Goal - Find the string "image" in the records. Copy every line it appears in.

===== Material shown =====

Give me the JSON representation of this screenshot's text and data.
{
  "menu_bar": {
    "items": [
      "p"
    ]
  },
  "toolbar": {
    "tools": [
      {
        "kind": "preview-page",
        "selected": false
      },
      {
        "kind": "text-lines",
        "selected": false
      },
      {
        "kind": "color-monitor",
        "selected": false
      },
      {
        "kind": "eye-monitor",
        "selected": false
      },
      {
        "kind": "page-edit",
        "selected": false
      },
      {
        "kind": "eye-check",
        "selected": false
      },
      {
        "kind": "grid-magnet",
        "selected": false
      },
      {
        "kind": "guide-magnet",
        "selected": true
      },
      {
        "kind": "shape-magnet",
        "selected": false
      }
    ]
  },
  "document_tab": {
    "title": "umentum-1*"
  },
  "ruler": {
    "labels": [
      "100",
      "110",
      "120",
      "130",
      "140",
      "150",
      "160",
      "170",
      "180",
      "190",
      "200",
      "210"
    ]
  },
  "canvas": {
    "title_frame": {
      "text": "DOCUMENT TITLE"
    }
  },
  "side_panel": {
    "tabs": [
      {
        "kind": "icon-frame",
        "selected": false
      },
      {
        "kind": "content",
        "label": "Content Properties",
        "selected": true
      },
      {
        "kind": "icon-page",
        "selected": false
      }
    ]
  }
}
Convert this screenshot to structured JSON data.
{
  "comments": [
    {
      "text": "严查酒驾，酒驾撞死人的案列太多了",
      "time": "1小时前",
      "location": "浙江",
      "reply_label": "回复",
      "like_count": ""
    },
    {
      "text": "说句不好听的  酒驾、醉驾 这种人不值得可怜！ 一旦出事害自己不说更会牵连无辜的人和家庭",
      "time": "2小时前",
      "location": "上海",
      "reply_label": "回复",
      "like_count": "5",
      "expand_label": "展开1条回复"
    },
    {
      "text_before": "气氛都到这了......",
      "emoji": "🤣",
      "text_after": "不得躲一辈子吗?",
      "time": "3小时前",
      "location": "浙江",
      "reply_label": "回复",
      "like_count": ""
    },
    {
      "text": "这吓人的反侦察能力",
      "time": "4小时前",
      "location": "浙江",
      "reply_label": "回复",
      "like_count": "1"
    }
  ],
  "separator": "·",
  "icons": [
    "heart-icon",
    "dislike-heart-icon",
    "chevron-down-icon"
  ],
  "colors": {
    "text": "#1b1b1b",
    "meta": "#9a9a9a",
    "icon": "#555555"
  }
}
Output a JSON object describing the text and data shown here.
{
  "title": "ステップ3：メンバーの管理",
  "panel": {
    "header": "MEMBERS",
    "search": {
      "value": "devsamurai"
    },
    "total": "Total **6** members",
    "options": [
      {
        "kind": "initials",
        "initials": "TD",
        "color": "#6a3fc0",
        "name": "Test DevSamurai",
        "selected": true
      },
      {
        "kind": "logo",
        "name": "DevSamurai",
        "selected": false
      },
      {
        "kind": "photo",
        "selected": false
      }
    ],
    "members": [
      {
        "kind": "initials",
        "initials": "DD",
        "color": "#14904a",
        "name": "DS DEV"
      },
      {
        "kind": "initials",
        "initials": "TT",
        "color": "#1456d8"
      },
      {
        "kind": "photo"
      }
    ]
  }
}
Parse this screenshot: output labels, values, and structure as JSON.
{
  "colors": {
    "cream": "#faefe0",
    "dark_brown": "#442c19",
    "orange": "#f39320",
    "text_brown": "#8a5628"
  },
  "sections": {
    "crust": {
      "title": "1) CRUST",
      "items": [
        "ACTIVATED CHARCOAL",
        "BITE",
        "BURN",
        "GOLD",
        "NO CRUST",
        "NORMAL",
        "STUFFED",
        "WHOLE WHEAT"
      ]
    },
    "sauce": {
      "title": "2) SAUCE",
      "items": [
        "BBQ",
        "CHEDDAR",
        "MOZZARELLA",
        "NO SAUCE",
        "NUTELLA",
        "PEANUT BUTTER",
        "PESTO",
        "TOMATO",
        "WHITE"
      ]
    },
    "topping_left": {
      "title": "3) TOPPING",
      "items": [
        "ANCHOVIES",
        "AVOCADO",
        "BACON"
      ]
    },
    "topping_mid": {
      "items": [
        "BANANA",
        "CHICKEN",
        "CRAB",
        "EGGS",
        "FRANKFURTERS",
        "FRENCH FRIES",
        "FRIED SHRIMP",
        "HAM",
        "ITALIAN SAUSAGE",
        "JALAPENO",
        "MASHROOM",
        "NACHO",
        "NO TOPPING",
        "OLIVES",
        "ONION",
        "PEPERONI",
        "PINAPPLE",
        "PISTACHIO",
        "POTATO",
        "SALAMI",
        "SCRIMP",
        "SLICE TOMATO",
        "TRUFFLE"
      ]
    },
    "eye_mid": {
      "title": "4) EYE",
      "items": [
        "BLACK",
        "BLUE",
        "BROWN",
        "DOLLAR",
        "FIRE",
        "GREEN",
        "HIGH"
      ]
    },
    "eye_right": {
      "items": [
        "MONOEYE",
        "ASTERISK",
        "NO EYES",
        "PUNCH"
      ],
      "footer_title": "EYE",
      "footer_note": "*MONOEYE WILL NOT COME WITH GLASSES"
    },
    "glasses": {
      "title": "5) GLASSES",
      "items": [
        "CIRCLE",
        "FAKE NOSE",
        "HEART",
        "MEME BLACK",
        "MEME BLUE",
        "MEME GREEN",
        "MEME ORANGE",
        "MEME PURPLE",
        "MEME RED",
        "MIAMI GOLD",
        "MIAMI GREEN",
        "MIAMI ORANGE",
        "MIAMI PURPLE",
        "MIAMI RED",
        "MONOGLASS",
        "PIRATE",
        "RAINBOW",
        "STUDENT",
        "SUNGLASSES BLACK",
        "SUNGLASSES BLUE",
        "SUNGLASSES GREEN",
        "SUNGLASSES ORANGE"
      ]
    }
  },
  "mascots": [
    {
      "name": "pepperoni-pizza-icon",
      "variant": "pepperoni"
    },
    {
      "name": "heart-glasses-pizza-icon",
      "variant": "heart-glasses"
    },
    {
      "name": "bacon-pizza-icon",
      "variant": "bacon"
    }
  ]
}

=====
===== Material shown =====

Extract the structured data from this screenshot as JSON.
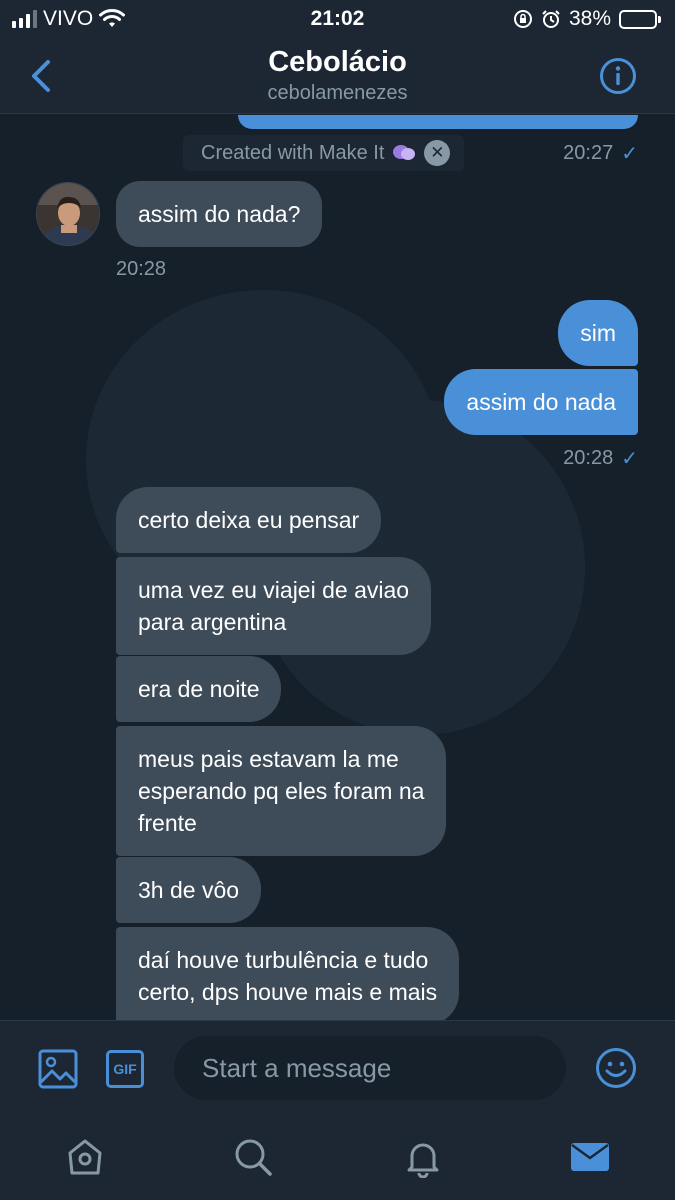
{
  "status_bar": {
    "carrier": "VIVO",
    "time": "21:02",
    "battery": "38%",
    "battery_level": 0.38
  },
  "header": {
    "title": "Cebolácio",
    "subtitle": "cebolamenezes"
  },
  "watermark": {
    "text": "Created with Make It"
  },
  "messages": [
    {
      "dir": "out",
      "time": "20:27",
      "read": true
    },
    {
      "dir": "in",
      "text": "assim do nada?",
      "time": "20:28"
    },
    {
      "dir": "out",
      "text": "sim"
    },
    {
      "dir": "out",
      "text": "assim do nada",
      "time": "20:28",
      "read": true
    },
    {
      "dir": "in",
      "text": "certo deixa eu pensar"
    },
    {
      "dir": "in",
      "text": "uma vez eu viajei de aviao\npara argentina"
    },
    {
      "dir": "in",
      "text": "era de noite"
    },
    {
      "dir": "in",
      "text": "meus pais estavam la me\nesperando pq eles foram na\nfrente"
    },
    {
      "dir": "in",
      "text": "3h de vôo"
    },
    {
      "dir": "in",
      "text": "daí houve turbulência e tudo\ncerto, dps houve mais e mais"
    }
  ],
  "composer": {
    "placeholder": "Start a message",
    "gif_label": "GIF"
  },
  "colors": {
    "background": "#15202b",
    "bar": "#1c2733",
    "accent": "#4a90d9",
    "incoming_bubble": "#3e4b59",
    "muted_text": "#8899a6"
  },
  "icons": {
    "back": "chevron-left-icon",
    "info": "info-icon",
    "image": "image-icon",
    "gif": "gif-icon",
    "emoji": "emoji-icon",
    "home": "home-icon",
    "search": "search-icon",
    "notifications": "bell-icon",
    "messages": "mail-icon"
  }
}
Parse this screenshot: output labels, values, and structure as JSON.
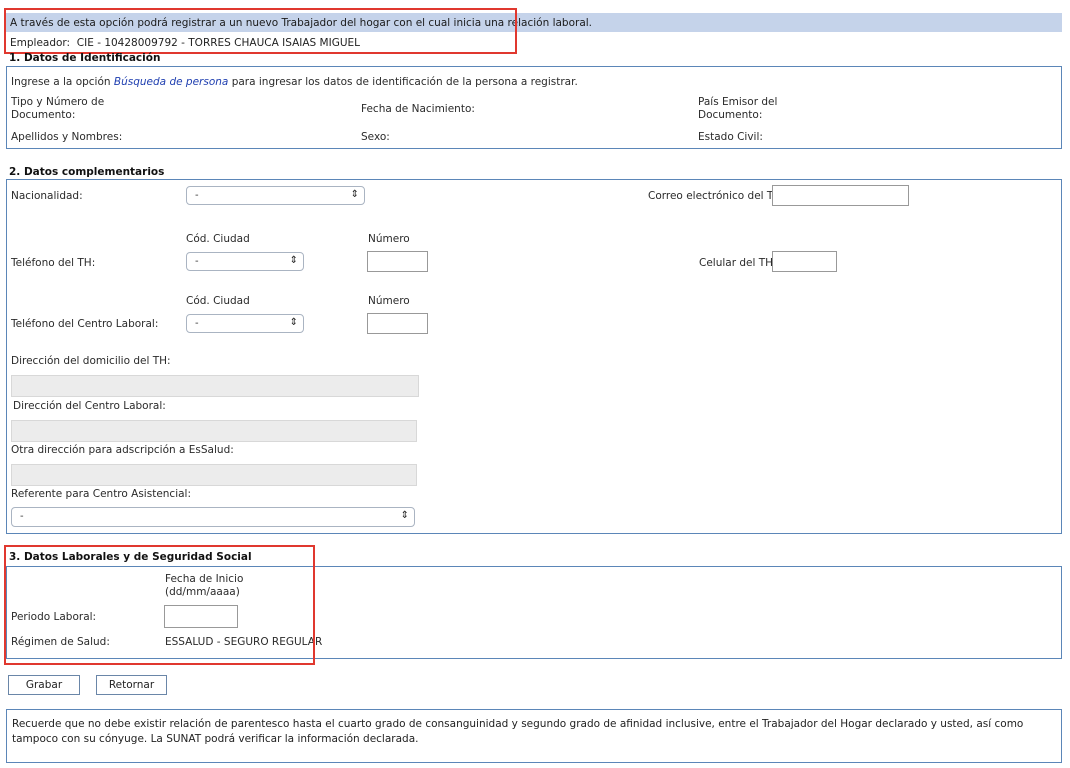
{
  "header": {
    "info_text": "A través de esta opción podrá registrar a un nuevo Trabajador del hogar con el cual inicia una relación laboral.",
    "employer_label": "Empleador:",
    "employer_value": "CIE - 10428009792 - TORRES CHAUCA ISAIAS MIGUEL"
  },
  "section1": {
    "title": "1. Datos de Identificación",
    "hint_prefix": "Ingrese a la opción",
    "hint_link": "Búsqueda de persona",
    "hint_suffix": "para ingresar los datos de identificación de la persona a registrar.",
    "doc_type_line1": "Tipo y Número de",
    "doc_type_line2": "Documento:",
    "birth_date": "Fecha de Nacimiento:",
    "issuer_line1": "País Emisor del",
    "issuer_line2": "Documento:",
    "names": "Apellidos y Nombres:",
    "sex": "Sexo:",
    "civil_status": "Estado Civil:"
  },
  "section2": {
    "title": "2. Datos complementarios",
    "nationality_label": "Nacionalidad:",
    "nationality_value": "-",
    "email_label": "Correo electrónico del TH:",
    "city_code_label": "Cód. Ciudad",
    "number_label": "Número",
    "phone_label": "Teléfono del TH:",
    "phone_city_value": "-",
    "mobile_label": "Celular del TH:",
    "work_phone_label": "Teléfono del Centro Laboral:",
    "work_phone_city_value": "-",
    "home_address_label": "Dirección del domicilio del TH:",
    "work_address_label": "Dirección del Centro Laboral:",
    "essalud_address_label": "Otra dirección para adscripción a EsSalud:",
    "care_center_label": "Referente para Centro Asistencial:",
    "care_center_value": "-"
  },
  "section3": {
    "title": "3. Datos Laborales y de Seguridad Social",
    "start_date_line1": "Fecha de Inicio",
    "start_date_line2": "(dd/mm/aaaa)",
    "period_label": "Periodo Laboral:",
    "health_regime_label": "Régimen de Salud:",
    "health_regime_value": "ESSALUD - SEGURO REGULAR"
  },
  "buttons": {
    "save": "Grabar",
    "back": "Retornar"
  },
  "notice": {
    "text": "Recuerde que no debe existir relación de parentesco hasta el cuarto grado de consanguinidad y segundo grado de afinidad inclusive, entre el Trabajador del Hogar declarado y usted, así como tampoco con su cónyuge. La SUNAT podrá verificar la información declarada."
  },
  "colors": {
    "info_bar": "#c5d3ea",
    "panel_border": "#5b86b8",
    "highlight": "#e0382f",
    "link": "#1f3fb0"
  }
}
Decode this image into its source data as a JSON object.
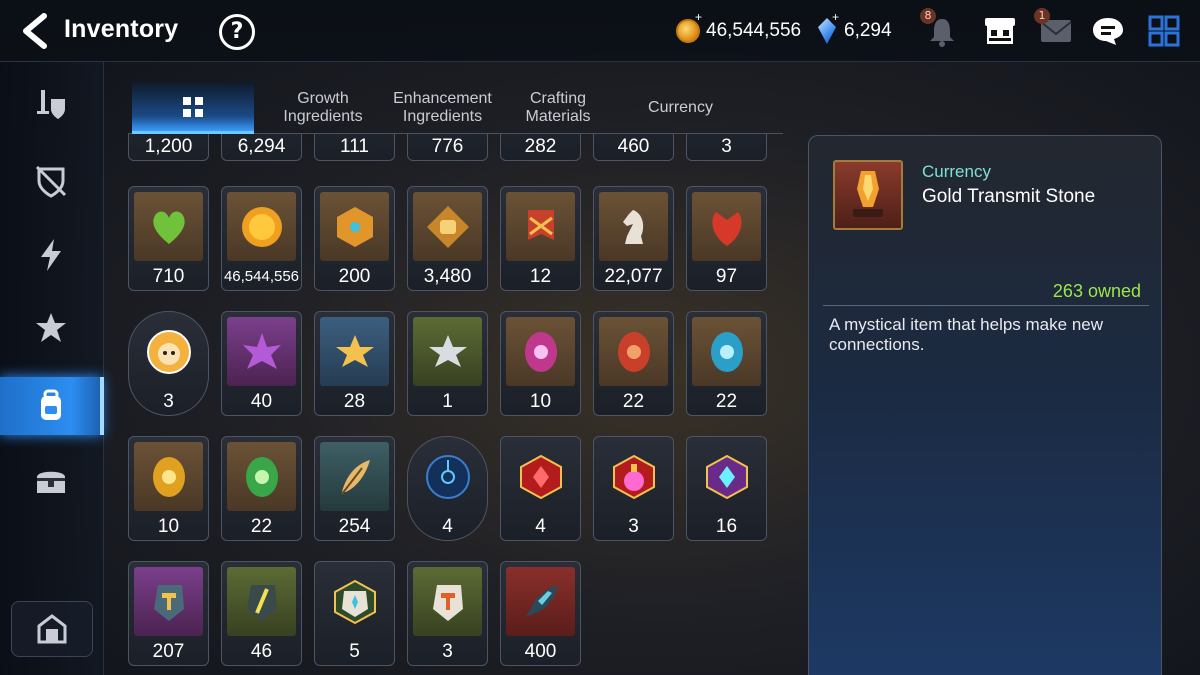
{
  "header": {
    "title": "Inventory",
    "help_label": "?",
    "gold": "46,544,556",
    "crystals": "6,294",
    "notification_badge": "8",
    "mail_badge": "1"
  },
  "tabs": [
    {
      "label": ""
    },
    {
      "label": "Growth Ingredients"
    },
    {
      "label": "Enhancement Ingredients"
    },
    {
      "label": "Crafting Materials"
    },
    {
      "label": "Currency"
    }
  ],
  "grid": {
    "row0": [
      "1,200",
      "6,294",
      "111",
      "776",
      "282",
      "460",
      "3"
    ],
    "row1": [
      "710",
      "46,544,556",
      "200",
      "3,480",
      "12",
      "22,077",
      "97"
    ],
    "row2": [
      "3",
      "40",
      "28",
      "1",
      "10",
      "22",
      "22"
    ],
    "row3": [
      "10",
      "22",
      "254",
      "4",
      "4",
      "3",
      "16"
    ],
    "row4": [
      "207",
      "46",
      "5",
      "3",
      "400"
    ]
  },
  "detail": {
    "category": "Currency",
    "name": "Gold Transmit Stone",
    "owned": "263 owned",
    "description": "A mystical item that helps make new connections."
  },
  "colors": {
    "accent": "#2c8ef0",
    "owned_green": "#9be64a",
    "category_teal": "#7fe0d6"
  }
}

=====
===== Material shown =====

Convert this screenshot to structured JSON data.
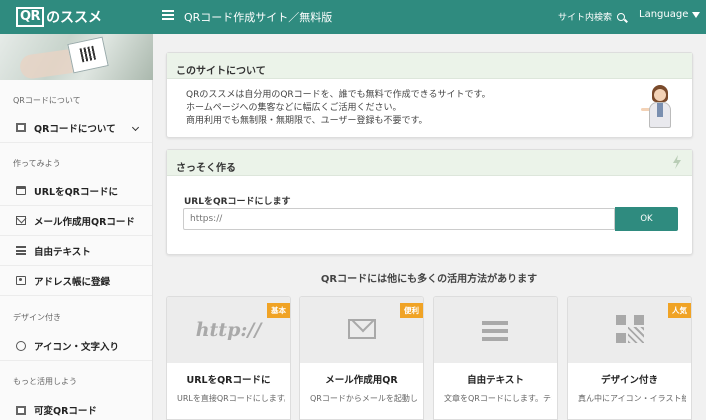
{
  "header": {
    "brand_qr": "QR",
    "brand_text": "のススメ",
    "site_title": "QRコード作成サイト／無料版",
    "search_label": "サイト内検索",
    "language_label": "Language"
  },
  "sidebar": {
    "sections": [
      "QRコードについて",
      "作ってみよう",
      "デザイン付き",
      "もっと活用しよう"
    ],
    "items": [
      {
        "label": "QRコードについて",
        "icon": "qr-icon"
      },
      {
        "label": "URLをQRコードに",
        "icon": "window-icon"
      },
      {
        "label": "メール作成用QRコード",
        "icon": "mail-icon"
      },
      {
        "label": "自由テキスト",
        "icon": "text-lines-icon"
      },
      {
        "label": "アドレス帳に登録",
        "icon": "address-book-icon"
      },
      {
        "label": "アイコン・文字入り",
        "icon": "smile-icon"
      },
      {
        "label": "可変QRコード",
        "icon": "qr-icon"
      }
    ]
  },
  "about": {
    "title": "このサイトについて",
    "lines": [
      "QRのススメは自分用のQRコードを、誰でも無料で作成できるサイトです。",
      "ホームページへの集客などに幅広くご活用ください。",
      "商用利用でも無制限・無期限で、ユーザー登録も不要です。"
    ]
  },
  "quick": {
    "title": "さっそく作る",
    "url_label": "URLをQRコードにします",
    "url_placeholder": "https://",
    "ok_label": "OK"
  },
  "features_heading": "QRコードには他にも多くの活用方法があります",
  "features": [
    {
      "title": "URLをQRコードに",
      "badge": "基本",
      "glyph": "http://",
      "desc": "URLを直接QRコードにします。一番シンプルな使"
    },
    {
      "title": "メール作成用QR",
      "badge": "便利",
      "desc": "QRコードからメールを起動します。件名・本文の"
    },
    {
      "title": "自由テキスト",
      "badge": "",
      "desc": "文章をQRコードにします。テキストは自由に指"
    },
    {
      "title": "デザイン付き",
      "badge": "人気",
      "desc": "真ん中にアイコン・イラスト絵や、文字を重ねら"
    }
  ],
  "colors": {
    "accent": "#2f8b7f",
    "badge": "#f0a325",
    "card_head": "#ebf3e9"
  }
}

=====

Exercise output -
    "image": "image-icon",
Decode this image into its source data as a JSON object.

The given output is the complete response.